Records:
──────
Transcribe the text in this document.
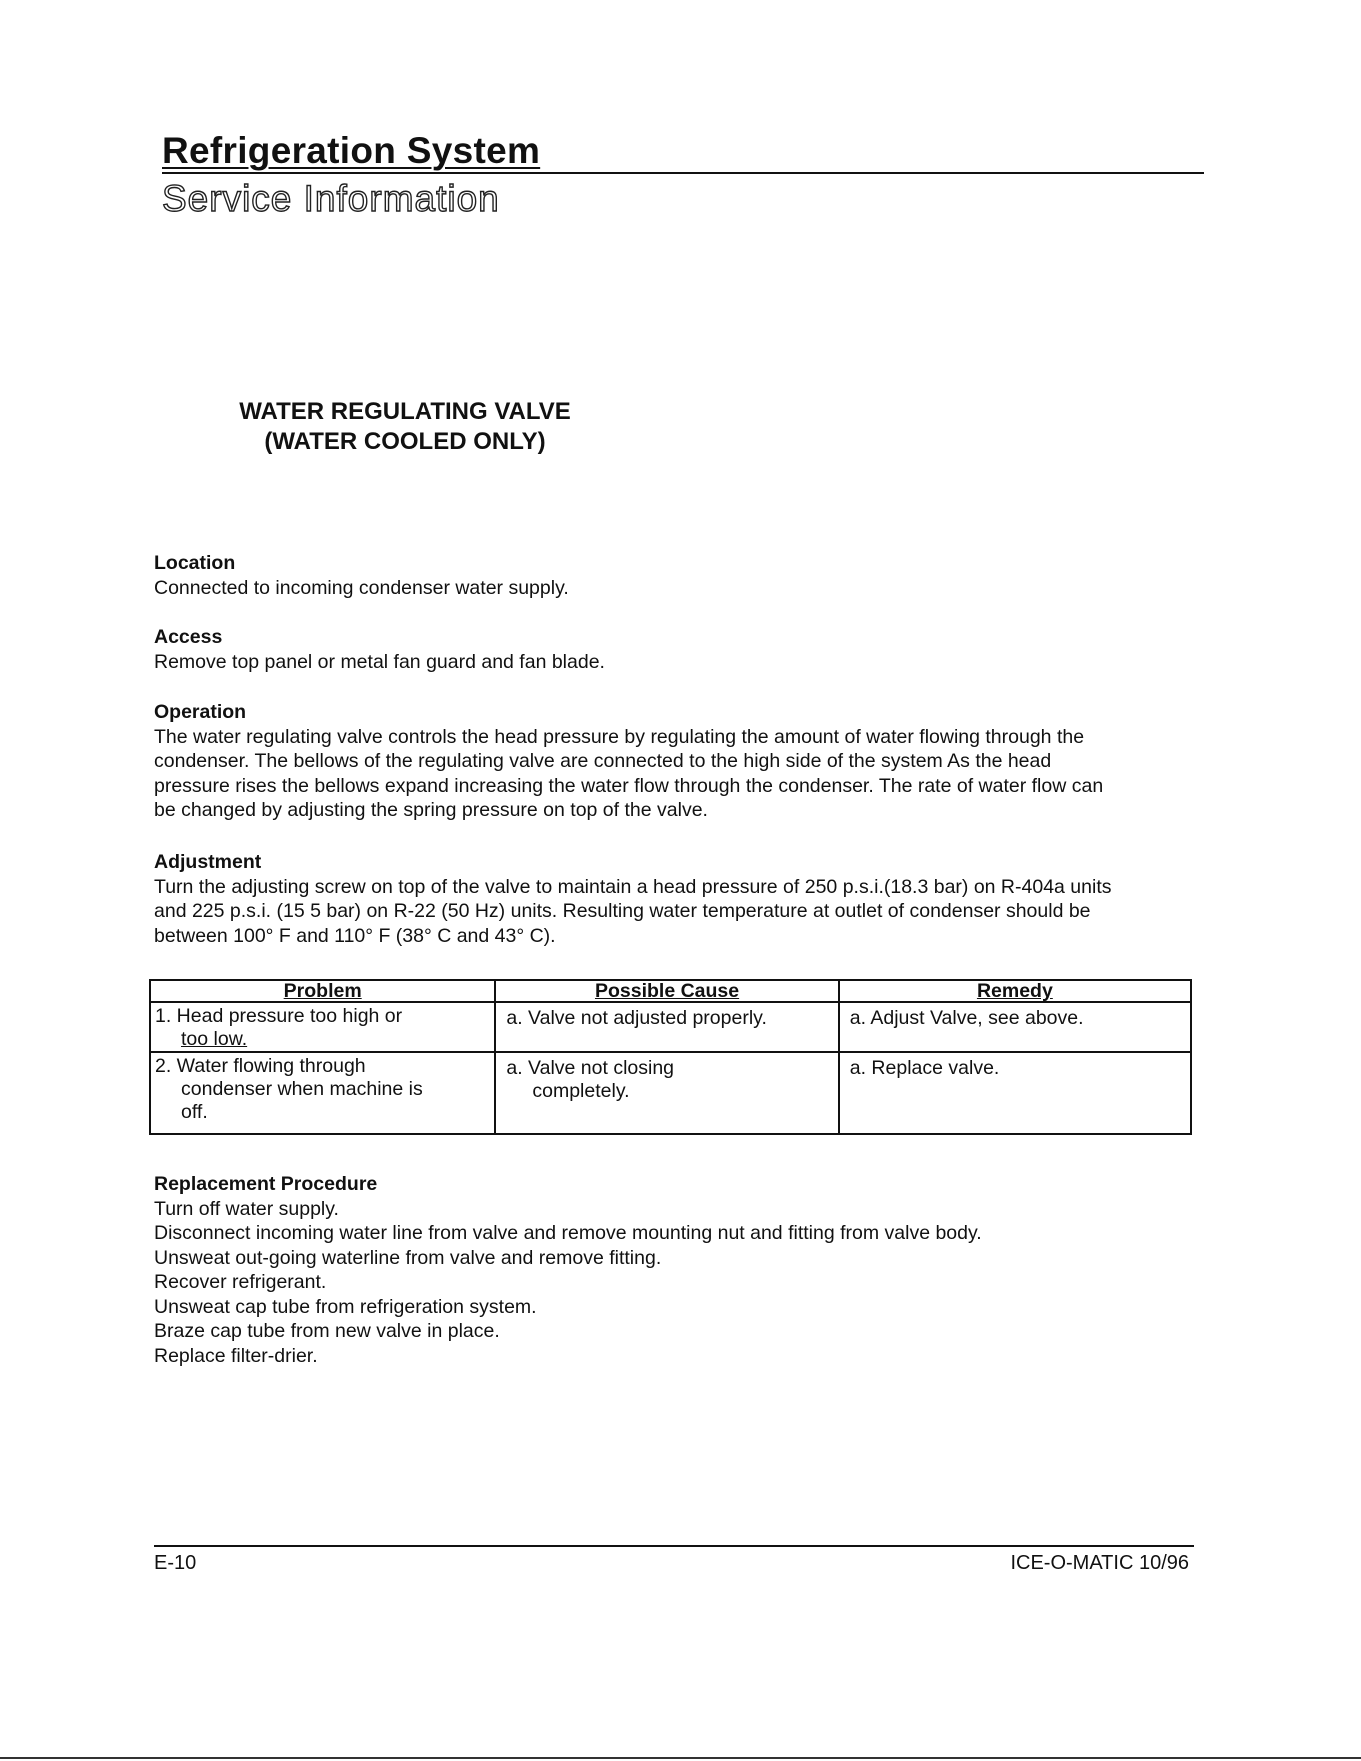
Refrigeration System
Service Information
WATER REGULATING VALVE
(WATER COOLED ONLY)

Location

Connected to incoming condenser water supply.

Access

Remove top panel or metal fan guard and fan blade.

Operation

The water regulating valve controls the head pressure by regulating the amount of water flowing through the

condenser. The bellows of the regulating valve are connected to the high side of the system As the head

pressure rises the bellows expand increasing the water flow through the condenser. The rate of water flow can

be changed by adjusting the spring pressure on top of the valve.

Adjustment

Turn the adjusting screw on top of the valve to maintain a head pressure of 250 p.s.i.(18.3 bar) on R-404a units

and 225 p.s.i. (15 5 bar) on R-22 (50 Hz) units. Resulting water temperature at outlet of condenser should be

between 100° F and 110° F (38° C and 43° C).

Problem	Possible Cause	Remedy
1. Head pressure too high or
too low.	a. Valve not adjusted properly.	a. Adjust Valve, see above.
2. Water flowing through
condenser when machine is
off.	a. Valve not closing
completely.	a. Replace valve.

Replacement Procedure

Turn off water supply.

Disconnect incoming water line from valve and remove mounting nut and fitting from valve body.

Unsweat out-going waterline from valve and remove fitting.

Recover refrigerant.

Unsweat cap tube from refrigeration system.

Braze cap tube from new valve in place.

Replace filter-drier.

E-10	ICE-O-MATIC 10/96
──────
Task description: In the copy, include all records verbatim but no images.

Correct answer:
Transcribe the text in this document.
Refrigeration System
Service Information
WATER REGULATING VALVE
(WATER COOLED ONLY)

Location

Connected to incoming condenser water supply.

Access

Remove top panel or metal fan guard and fan blade.

Operation

The water regulating valve controls the head pressure by regulating the amount of water flowing through the

condenser. The bellows of the regulating valve are connected to the high side of the system As the head

pressure rises the bellows expand increasing the water flow through the condenser. The rate of water flow can

be changed by adjusting the spring pressure on top of the valve.

Adjustment

Turn the adjusting screw on top of the valve to maintain a head pressure of 250 p.s.i.(18.3 bar) on R-404a units

and 225 p.s.i. (15 5 bar) on R-22 (50 Hz) units. Resulting water temperature at outlet of condenser should be

between 100° F and 110° F (38° C and 43° C).

Problem	Possible Cause	Remedy
1. Head pressure too high or
too low.	a. Valve not adjusted properly.	a. Adjust Valve, see above.
2. Water flowing through
condenser when machine is
off.	a. Valve not closing
completely.	a. Replace valve.

Replacement Procedure

Turn off water supply.

Disconnect incoming water line from valve and remove mounting nut and fitting from valve body.

Unsweat out-going waterline from valve and remove fitting.

Recover refrigerant.

Unsweat cap tube from refrigeration system.

Braze cap tube from new valve in place.

Replace filter-drier.

E-10	ICE-O-MATIC 10/96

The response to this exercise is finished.